Supplied information ->
-=-=-
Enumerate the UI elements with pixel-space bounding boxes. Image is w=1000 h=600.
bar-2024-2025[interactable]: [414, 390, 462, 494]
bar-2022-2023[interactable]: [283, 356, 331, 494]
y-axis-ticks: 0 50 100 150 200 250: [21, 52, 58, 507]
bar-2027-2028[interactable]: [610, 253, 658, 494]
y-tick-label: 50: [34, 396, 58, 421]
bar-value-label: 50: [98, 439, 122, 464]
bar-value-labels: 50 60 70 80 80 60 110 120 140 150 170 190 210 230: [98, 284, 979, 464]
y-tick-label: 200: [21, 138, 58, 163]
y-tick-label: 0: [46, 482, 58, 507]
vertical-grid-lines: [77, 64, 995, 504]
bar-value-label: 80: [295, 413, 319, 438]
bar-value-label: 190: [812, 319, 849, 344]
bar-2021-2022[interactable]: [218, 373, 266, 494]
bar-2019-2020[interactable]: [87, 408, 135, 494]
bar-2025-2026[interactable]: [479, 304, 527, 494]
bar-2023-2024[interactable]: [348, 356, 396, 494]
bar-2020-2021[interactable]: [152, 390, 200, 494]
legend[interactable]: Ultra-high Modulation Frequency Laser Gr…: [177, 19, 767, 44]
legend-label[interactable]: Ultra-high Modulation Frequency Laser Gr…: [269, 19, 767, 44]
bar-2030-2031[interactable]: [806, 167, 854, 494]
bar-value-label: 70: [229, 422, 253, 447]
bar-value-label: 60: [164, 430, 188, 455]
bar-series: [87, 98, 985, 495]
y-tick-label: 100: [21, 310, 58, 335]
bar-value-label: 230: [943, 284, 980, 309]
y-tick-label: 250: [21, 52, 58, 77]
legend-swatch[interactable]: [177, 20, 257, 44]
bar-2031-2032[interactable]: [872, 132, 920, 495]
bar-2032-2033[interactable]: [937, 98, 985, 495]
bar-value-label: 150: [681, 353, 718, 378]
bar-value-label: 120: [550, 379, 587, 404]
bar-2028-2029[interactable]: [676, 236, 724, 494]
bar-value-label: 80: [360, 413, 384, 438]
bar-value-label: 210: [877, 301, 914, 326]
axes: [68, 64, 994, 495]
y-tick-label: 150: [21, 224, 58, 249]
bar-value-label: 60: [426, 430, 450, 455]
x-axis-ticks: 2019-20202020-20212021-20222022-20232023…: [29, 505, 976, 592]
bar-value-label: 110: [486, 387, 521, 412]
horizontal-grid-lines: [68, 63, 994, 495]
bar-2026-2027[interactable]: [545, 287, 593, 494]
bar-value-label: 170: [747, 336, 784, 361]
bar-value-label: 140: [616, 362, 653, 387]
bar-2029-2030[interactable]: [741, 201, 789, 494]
-=-=-
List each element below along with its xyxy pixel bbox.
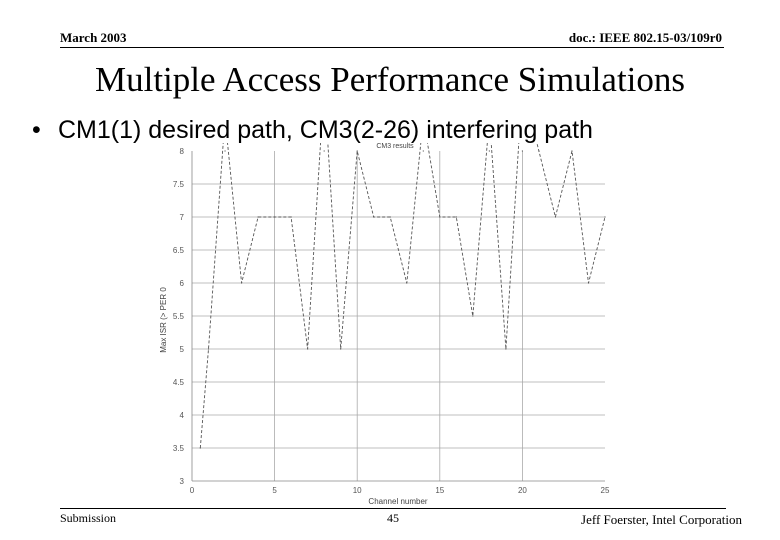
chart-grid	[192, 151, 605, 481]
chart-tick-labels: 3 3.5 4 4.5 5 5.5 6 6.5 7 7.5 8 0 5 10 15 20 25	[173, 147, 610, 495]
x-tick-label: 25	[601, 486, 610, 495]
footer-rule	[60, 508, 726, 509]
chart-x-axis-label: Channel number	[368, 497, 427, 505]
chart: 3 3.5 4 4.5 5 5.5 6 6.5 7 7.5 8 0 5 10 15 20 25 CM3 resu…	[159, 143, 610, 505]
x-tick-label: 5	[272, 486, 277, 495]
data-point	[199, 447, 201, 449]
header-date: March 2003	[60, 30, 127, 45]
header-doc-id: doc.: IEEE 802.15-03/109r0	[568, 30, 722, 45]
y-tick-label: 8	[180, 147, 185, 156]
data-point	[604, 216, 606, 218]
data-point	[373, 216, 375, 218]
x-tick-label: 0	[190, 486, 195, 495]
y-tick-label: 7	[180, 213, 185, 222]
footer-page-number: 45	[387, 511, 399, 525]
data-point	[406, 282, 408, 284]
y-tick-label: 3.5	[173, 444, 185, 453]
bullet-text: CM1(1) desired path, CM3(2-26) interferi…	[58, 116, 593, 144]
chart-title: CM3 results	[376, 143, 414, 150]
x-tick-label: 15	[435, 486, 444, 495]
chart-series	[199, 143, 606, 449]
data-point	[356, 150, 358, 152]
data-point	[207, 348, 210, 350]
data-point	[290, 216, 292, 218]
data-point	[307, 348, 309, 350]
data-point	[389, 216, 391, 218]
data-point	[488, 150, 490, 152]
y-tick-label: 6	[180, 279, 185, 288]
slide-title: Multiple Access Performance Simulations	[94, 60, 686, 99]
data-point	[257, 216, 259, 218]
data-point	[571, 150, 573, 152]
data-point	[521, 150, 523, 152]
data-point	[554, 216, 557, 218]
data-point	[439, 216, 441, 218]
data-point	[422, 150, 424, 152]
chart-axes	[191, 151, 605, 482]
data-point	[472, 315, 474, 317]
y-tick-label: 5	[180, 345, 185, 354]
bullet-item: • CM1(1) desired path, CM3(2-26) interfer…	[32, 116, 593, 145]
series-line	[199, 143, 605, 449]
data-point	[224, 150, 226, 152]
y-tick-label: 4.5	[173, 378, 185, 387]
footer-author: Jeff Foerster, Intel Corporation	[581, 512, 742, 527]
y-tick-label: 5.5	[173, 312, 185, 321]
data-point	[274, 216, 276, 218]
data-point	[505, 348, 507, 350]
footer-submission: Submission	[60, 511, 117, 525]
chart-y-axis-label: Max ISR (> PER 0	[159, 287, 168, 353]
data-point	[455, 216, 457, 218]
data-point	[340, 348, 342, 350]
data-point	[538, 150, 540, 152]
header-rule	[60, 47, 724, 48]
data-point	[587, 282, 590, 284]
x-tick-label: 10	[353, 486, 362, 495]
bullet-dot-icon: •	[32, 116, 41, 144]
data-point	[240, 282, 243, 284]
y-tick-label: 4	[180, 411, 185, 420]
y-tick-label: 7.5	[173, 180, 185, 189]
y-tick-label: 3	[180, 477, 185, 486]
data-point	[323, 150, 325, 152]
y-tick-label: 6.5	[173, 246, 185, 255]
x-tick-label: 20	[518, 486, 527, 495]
-=-=-
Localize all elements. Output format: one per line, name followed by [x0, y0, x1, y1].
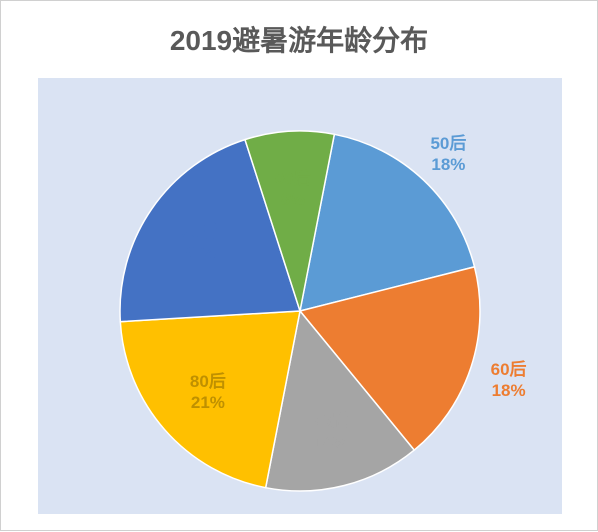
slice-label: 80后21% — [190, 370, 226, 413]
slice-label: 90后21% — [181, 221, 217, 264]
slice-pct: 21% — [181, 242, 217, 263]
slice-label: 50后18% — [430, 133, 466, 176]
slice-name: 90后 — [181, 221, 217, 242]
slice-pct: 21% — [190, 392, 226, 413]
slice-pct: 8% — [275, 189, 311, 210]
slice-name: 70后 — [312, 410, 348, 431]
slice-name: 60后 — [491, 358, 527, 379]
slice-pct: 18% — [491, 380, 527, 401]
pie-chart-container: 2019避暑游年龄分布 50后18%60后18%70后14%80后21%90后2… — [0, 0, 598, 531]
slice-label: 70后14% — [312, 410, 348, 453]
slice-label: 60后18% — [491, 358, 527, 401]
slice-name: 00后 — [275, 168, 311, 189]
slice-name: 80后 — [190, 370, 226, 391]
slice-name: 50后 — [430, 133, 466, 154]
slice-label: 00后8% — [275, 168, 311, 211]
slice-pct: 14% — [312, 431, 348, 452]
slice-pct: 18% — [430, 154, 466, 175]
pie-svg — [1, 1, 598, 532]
-=-=-
Task statement -> Please repeat the lines above word for word, starting at the line that has "Enumerate the UI" and stopping after the line that has "y-tick-label: 150: [21, 224, 58, 249]".

Solution to the exercise ->
Enumerate the UI elements with pixel-space bounding boxes. Image is w=1000 h=600.
bar-2024-2025[interactable]: [414, 390, 462, 494]
bar-2022-2023[interactable]: [283, 356, 331, 494]
y-axis-ticks: 0 50 100 150 200 250: [21, 52, 58, 507]
bar-2027-2028[interactable]: [610, 253, 658, 494]
y-tick-label: 50: [34, 396, 58, 421]
bar-value-label: 50: [98, 439, 122, 464]
bar-value-labels: 50 60 70 80 80 60 110 120 140 150 170 190 210 230: [98, 284, 979, 464]
y-tick-label: 200: [21, 138, 58, 163]
y-tick-label: 0: [46, 482, 58, 507]
vertical-grid-lines: [77, 64, 995, 504]
bar-value-label: 80: [295, 413, 319, 438]
bar-value-label: 190: [812, 319, 849, 344]
bar-2021-2022[interactable]: [218, 373, 266, 494]
bar-2019-2020[interactable]: [87, 408, 135, 494]
bar-2025-2026[interactable]: [479, 304, 527, 494]
bar-2023-2024[interactable]: [348, 356, 396, 494]
bar-2020-2021[interactable]: [152, 390, 200, 494]
legend[interactable]: Ultra-high Modulation Frequency Laser Gr…: [177, 19, 767, 44]
legend-label[interactable]: Ultra-high Modulation Frequency Laser Gr…: [269, 19, 767, 44]
bar-2030-2031[interactable]: [806, 167, 854, 494]
bar-value-label: 70: [229, 422, 253, 447]
bar-value-label: 60: [164, 430, 188, 455]
bar-series: [87, 98, 985, 495]
y-tick-label: 100: [21, 310, 58, 335]
bar-value-label: 230: [943, 284, 980, 309]
y-tick-label: 250: [21, 52, 58, 77]
legend-swatch[interactable]: [177, 20, 257, 44]
bar-2031-2032[interactable]: [872, 132, 920, 495]
bar-2032-2033[interactable]: [937, 98, 985, 495]
bar-value-label: 150: [681, 353, 718, 378]
bar-value-label: 120: [550, 379, 587, 404]
bar-2028-2029[interactable]: [676, 236, 724, 494]
bar-value-label: 80: [360, 413, 384, 438]
bar-value-label: 210: [877, 301, 914, 326]
axes: [68, 64, 994, 495]
y-tick-label: 150: [21, 224, 58, 249]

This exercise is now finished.